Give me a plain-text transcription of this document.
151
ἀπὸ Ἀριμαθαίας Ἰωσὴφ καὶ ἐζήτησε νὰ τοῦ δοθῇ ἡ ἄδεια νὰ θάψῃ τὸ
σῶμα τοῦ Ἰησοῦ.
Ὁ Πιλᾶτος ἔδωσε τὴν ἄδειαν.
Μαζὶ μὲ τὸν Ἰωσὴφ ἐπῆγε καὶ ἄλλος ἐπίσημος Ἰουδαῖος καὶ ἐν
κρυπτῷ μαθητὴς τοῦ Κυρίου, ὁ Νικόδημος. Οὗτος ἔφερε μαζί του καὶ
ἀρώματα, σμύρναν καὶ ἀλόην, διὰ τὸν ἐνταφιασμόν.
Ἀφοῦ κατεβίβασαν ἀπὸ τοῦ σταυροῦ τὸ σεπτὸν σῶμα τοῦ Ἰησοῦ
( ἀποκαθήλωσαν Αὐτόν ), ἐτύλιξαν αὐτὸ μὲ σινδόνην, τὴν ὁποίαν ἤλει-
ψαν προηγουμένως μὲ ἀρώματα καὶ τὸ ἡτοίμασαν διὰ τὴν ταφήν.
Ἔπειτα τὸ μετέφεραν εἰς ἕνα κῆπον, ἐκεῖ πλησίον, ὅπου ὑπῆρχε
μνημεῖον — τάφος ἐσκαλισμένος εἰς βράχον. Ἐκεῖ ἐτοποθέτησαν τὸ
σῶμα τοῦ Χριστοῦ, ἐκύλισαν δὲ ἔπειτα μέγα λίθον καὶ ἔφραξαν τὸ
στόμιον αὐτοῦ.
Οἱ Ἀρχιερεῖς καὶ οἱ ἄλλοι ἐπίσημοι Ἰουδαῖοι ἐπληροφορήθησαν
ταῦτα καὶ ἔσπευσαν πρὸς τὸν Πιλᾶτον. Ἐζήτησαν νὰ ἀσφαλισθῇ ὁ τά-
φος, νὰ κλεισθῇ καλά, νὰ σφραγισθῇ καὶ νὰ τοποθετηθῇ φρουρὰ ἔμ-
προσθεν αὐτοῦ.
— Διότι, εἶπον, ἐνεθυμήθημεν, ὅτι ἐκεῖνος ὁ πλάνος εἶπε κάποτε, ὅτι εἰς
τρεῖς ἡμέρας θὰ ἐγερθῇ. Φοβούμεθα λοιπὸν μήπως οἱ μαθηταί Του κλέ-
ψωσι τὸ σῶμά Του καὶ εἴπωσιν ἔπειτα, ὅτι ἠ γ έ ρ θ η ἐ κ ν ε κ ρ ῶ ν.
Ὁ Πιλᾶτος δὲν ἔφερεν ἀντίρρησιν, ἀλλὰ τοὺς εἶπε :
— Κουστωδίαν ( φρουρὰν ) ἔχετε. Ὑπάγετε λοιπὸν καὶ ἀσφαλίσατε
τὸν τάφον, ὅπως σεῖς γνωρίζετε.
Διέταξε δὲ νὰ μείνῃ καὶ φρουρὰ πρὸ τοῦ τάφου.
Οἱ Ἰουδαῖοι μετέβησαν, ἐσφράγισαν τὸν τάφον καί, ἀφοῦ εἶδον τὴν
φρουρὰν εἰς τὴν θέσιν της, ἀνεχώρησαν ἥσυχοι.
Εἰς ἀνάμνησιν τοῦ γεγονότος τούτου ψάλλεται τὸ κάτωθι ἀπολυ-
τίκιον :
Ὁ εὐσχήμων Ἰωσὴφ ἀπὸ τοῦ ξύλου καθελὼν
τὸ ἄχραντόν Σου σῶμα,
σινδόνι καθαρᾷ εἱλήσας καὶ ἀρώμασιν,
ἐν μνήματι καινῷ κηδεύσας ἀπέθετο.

▸ GOAL
Extract all of the data above and output it character for character.

▸ COMPLETED TASK
Give me a plain-text transcription of this document.
151
ἀπὸ Ἀριμαθαίας Ἰωσὴφ καὶ ἐζήτησε νὰ τοῦ δοθῇ ἡ ἄδεια νὰ θάψῃ τὸ
σῶμα τοῦ Ἰησοῦ.
Ὁ Πιλᾶτος ἔδωσε τὴν ἄδειαν.
Μαζὶ μὲ τὸν Ἰωσὴφ ἐπῆγε καὶ ἄλλος ἐπίσημος Ἰουδαῖος καὶ ἐν
κρυπτῷ μαθητὴς τοῦ Κυρίου, ὁ Νικόδημος. Οὗτος ἔφερε μαζί του καὶ
ἀρώματα, σμύρναν καὶ ἀλόην, διὰ τὸν ἐνταφιασμόν.
Ἀφοῦ κατεβίβασαν ἀπὸ τοῦ σταυροῦ τὸ σεπτὸν σῶμα τοῦ Ἰησοῦ
( ἀποκαθήλωσαν Αὐτόν ), ἐτύλιξαν αὐτὸ μὲ σινδόνην, τὴν ὁποίαν ἤλει-
ψαν προηγουμένως μὲ ἀρώματα καὶ τὸ ἡτοίμασαν διὰ τὴν ταφήν.
Ἔπειτα τὸ μετέφεραν εἰς ἕνα κῆπον, ἐκεῖ πλησίον, ὅπου ὑπῆρχε
μνημεῖον — τάφος ἐσκαλισμένος εἰς βράχον. Ἐκεῖ ἐτοποθέτησαν τὸ
σῶμα τοῦ Χριστοῦ, ἐκύλισαν δὲ ἔπειτα μέγα λίθον καὶ ἔφραξαν τὸ
στόμιον αὐτοῦ.
Οἱ Ἀρχιερεῖς καὶ οἱ ἄλλοι ἐπίσημοι Ἰουδαῖοι ἐπληροφορήθησαν
ταῦτα καὶ ἔσπευσαν πρὸς τὸν Πιλᾶτον. Ἐζήτησαν νὰ ἀσφαλισθῇ ὁ τά-
φος, νὰ κλεισθῇ καλά, νὰ σφραγισθῇ καὶ νὰ τοποθετηθῇ φρουρὰ ἔμ-
προσθεν αὐτοῦ.
— Διότι, εἶπον, ἐνεθυμήθημεν, ὅτι ἐκεῖνος ὁ πλάνος εἶπε κάποτε, ὅτι εἰς
τρεῖς ἡμέρας θὰ ἐγερθῇ. Φοβούμεθα λοιπὸν μήπως οἱ μαθηταί Του κλέ-
ψωσι τὸ σῶμά Του καὶ εἴπωσιν ἔπειτα, ὅτι ἠ γ έ ρ θ η ἐ κ ν ε κ ρ ῶ ν.
Ὁ Πιλᾶτος δὲν ἔφερεν ἀντίρρησιν, ἀλλὰ τοὺς εἶπε :
— Κουστωδίαν ( φρουρὰν ) ἔχετε. Ὑπάγετε λοιπὸν καὶ ἀσφαλίσατε
τὸν τάφον, ὅπως σεῖς γνωρίζετε.
Διέταξε δὲ νὰ μείνῃ καὶ φρουρὰ πρὸ τοῦ τάφου.
Οἱ Ἰουδαῖοι μετέβησαν, ἐσφράγισαν τὸν τάφον καί, ἀφοῦ εἶδον τὴν
φρουρὰν εἰς τὴν θέσιν της, ἀνεχώρησαν ἥσυχοι.
Εἰς ἀνάμνησιν τοῦ γεγονότος τούτου ψάλλεται τὸ κάτωθι ἀπολυ-
τίκιον :
Ὁ εὐσχήμων Ἰωσὴφ ἀπὸ τοῦ ξύλου καθελὼν
τὸ ἄχραντόν Σου σῶμα,
σινδόνι καθαρᾷ εἱλήσας καὶ ἀρώμασιν,
ἐν μνήματι καινῷ κηδεύσας ἀπέθετο.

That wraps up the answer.